Omit the pictures, then reproduce every remaining record exactly.

---------- Source material

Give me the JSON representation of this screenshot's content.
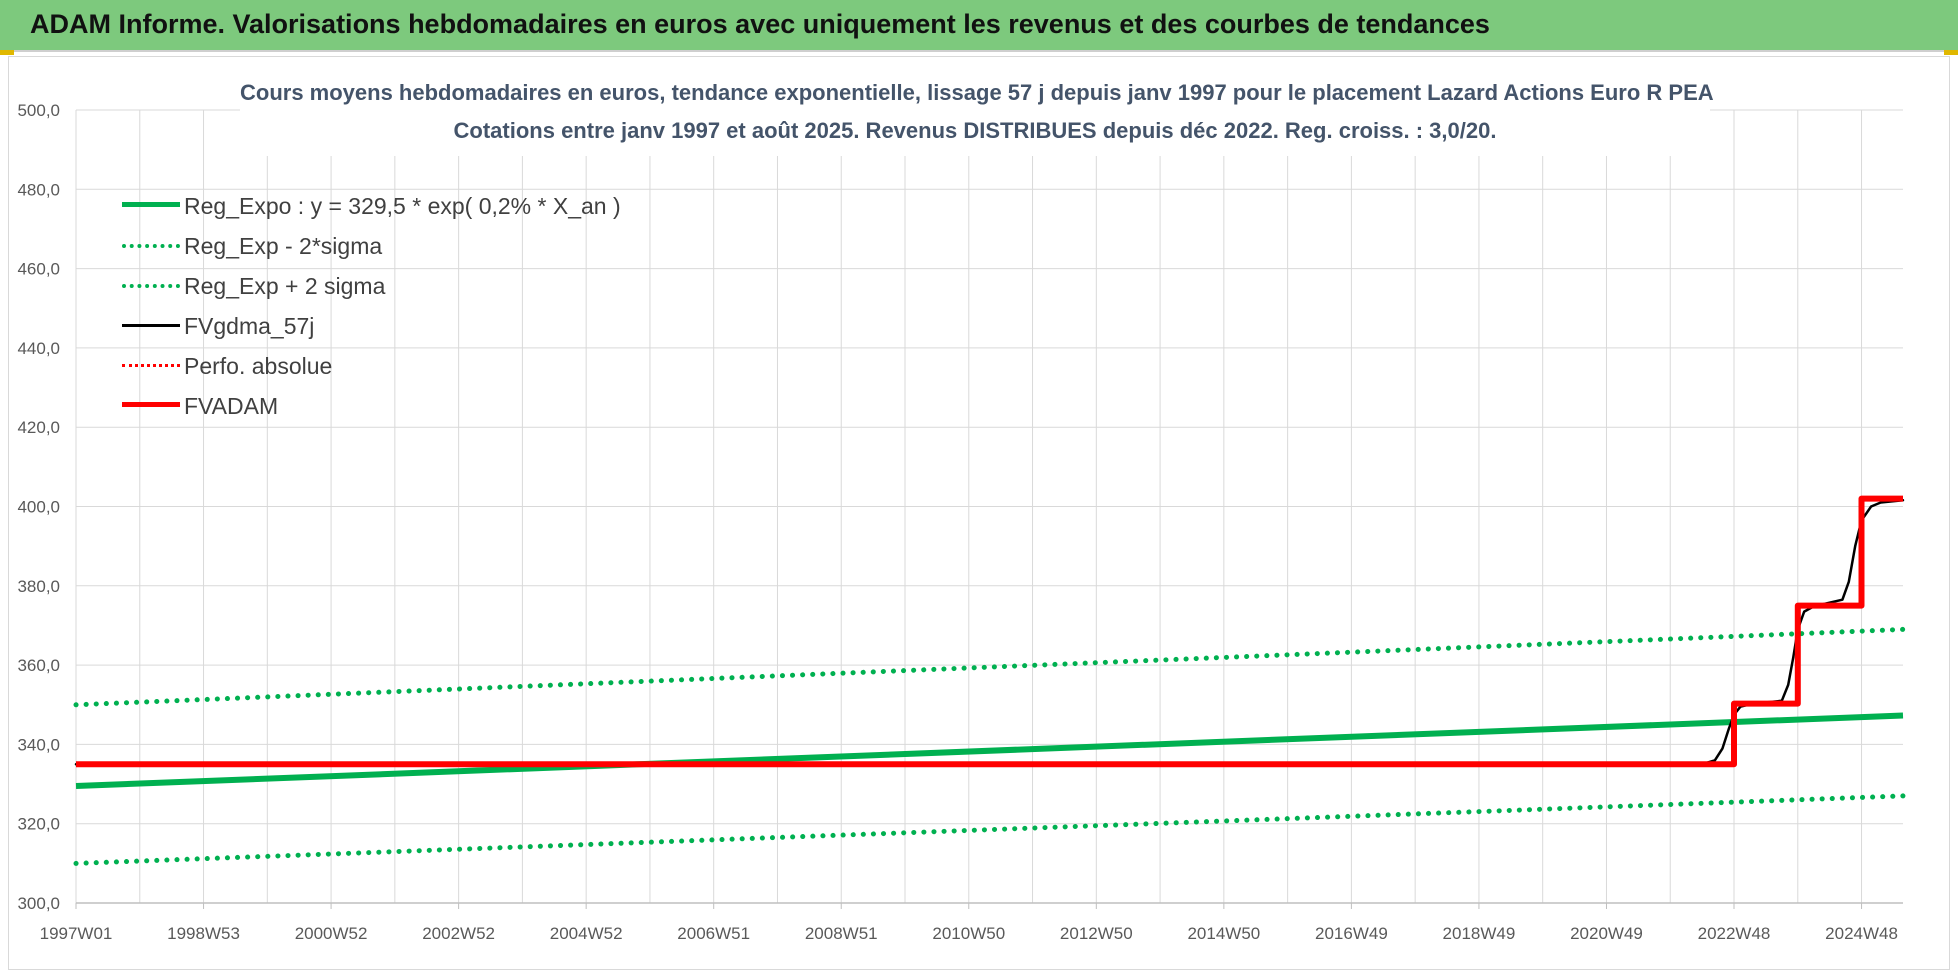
{
  "banner": {
    "title": "ADAM Informe. Valorisations hebdomadaires en euros avec uniquement les revenus et des courbes de tendances"
  },
  "colors": {
    "banner_bg": "#7dc97d",
    "reg_expo": "#00b050",
    "fvgdma": "#000000",
    "fvadam": "#ff0000",
    "perfo": "#ff0000",
    "grid": "#d9d9d9",
    "axis_text": "#595959",
    "title_text": "#44546a"
  },
  "chart_data": {
    "type": "line",
    "title_line1": "Cours moyens hebdomadaires en euros, tendance exponentielle, lissage 57 j depuis janv 1997 pour le placement Lazard Actions Euro R PEA",
    "title_line2": "Cotations entre janv 1997 et août 2025. Revenus DISTRIBUES depuis déc 2022. Reg. croiss. : 3,0/20.",
    "xlabel": "",
    "ylabel": "",
    "ylim": [
      300,
      500
    ],
    "yticks": [
      "500,0",
      "480,0",
      "460,0",
      "440,0",
      "420,0",
      "400,0",
      "380,0",
      "360,0",
      "340,0",
      "320,0",
      "300,0"
    ],
    "x_range": [
      1997.0,
      2025.65
    ],
    "xticks": [
      {
        "label": "1997W01",
        "x": 1997.0
      },
      {
        "label": "1998W53",
        "x": 1999.0
      },
      {
        "label": "2000W52",
        "x": 2001.0
      },
      {
        "label": "2002W52",
        "x": 2003.0
      },
      {
        "label": "2004W52",
        "x": 2005.0
      },
      {
        "label": "2006W51",
        "x": 2007.0
      },
      {
        "label": "2008W51",
        "x": 2009.0
      },
      {
        "label": "2010W50",
        "x": 2011.0
      },
      {
        "label": "2012W50",
        "x": 2013.0
      },
      {
        "label": "2014W50",
        "x": 2015.0
      },
      {
        "label": "2016W49",
        "x": 2017.0
      },
      {
        "label": "2018W49",
        "x": 2019.0
      },
      {
        "label": "2020W49",
        "x": 2021.0
      },
      {
        "label": "2022W48",
        "x": 2023.0
      },
      {
        "label": "2024W48",
        "x": 2025.0
      }
    ],
    "grid": true,
    "legend_position": "top-left",
    "series": [
      {
        "name": "Reg_Expo : y = 329,5 * exp( 0,2% *  X_an )",
        "style": "solid-thick",
        "color": "#00b050",
        "points": [
          [
            1997.0,
            329.5
          ],
          [
            2025.65,
            347.3
          ]
        ]
      },
      {
        "name": "Reg_Exp - 2*sigma",
        "style": "dotted",
        "color": "#00b050",
        "points": [
          [
            1997.0,
            310.0
          ],
          [
            2025.65,
            327.0
          ]
        ]
      },
      {
        "name": "Reg_Exp + 2 sigma",
        "style": "dotted",
        "color": "#00b050",
        "points": [
          [
            1997.0,
            350.0
          ],
          [
            2025.65,
            369.0
          ]
        ]
      },
      {
        "name": "FVgdma_57j",
        "style": "solid",
        "color": "#000000",
        "points": [
          [
            1997.0,
            335.0
          ],
          [
            2022.5,
            335.0
          ],
          [
            2022.7,
            336.0
          ],
          [
            2022.82,
            339.0
          ],
          [
            2022.92,
            344.0
          ],
          [
            2023.0,
            347.5
          ],
          [
            2023.1,
            349.5
          ],
          [
            2023.3,
            350.3
          ],
          [
            2023.75,
            351.0
          ],
          [
            2023.85,
            355.0
          ],
          [
            2023.93,
            362.0
          ],
          [
            2024.0,
            369.0
          ],
          [
            2024.1,
            373.5
          ],
          [
            2024.25,
            374.8
          ],
          [
            2024.7,
            376.5
          ],
          [
            2024.8,
            381.0
          ],
          [
            2024.9,
            390.0
          ],
          [
            2025.0,
            396.5
          ],
          [
            2025.15,
            400.0
          ],
          [
            2025.3,
            401.0
          ],
          [
            2025.65,
            401.6
          ]
        ]
      },
      {
        "name": "Perfo. absolue",
        "style": "dotted",
        "color": "#ff0000",
        "points": []
      },
      {
        "name": "FVADAM",
        "style": "solid-thick",
        "color": "#ff0000",
        "points": [
          [
            1997.0,
            335.0
          ],
          [
            2023.0,
            335.0
          ],
          [
            2023.0,
            350.3
          ],
          [
            2024.0,
            350.3
          ],
          [
            2024.0,
            375.0
          ],
          [
            2025.0,
            375.0
          ],
          [
            2025.0,
            402.0
          ],
          [
            2025.65,
            402.0
          ]
        ]
      }
    ]
  }
}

--------------------

_Written reply_:
Give me the JSON representation of this screenshot's content.
{
  "banner": {
    "title": "ADAM Informe. Valorisations hebdomadaires en euros avec uniquement les revenus et des courbes de tendances"
  },
  "colors": {
    "banner_bg": "#7dc97d",
    "reg_expo": "#00b050",
    "fvgdma": "#000000",
    "fvadam": "#ff0000",
    "perfo": "#ff0000",
    "grid": "#d9d9d9",
    "axis_text": "#595959",
    "title_text": "#44546a"
  },
  "chart_data": {
    "type": "line",
    "title_line1": "Cours moyens hebdomadaires en euros, tendance exponentielle, lissage 57 j depuis janv 1997 pour le placement Lazard Actions Euro R PEA",
    "title_line2": "Cotations entre janv 1997 et août 2025. Revenus DISTRIBUES depuis déc 2022. Reg. croiss. : 3,0/20.",
    "xlabel": "",
    "ylabel": "",
    "ylim": [
      300,
      500
    ],
    "yticks": [
      "500,0",
      "480,0",
      "460,0",
      "440,0",
      "420,0",
      "400,0",
      "380,0",
      "360,0",
      "340,0",
      "320,0",
      "300,0"
    ],
    "x_range": [
      1997.0,
      2025.65
    ],
    "xticks": [
      {
        "label": "1997W01",
        "x": 1997.0
      },
      {
        "label": "1998W53",
        "x": 1999.0
      },
      {
        "label": "2000W52",
        "x": 2001.0
      },
      {
        "label": "2002W52",
        "x": 2003.0
      },
      {
        "label": "2004W52",
        "x": 2005.0
      },
      {
        "label": "2006W51",
        "x": 2007.0
      },
      {
        "label": "2008W51",
        "x": 2009.0
      },
      {
        "label": "2010W50",
        "x": 2011.0
      },
      {
        "label": "2012W50",
        "x": 2013.0
      },
      {
        "label": "2014W50",
        "x": 2015.0
      },
      {
        "label": "2016W49",
        "x": 2017.0
      },
      {
        "label": "2018W49",
        "x": 2019.0
      },
      {
        "label": "2020W49",
        "x": 2021.0
      },
      {
        "label": "2022W48",
        "x": 2023.0
      },
      {
        "label": "2024W48",
        "x": 2025.0
      }
    ],
    "grid": true,
    "legend_position": "top-left",
    "series": [
      {
        "name": "Reg_Expo : y = 329,5 * exp( 0,2% *  X_an )",
        "style": "solid-thick",
        "color": "#00b050",
        "points": [
          [
            1997.0,
            329.5
          ],
          [
            2025.65,
            347.3
          ]
        ]
      },
      {
        "name": "Reg_Exp - 2*sigma",
        "style": "dotted",
        "color": "#00b050",
        "points": [
          [
            1997.0,
            310.0
          ],
          [
            2025.65,
            327.0
          ]
        ]
      },
      {
        "name": "Reg_Exp + 2 sigma",
        "style": "dotted",
        "color": "#00b050",
        "points": [
          [
            1997.0,
            350.0
          ],
          [
            2025.65,
            369.0
          ]
        ]
      },
      {
        "name": "FVgdma_57j",
        "style": "solid",
        "color": "#000000",
        "points": [
          [
            1997.0,
            335.0
          ],
          [
            2022.5,
            335.0
          ],
          [
            2022.7,
            336.0
          ],
          [
            2022.82,
            339.0
          ],
          [
            2022.92,
            344.0
          ],
          [
            2023.0,
            347.5
          ],
          [
            2023.1,
            349.5
          ],
          [
            2023.3,
            350.3
          ],
          [
            2023.75,
            351.0
          ],
          [
            2023.85,
            355.0
          ],
          [
            2023.93,
            362.0
          ],
          [
            2024.0,
            369.0
          ],
          [
            2024.1,
            373.5
          ],
          [
            2024.25,
            374.8
          ],
          [
            2024.7,
            376.5
          ],
          [
            2024.8,
            381.0
          ],
          [
            2024.9,
            390.0
          ],
          [
            2025.0,
            396.5
          ],
          [
            2025.15,
            400.0
          ],
          [
            2025.3,
            401.0
          ],
          [
            2025.65,
            401.6
          ]
        ]
      },
      {
        "name": "Perfo. absolue",
        "style": "dotted",
        "color": "#ff0000",
        "points": []
      },
      {
        "name": "FVADAM",
        "style": "solid-thick",
        "color": "#ff0000",
        "points": [
          [
            1997.0,
            335.0
          ],
          [
            2023.0,
            335.0
          ],
          [
            2023.0,
            350.3
          ],
          [
            2024.0,
            350.3
          ],
          [
            2024.0,
            375.0
          ],
          [
            2025.0,
            375.0
          ],
          [
            2025.0,
            402.0
          ],
          [
            2025.65,
            402.0
          ]
        ]
      }
    ]
  }
}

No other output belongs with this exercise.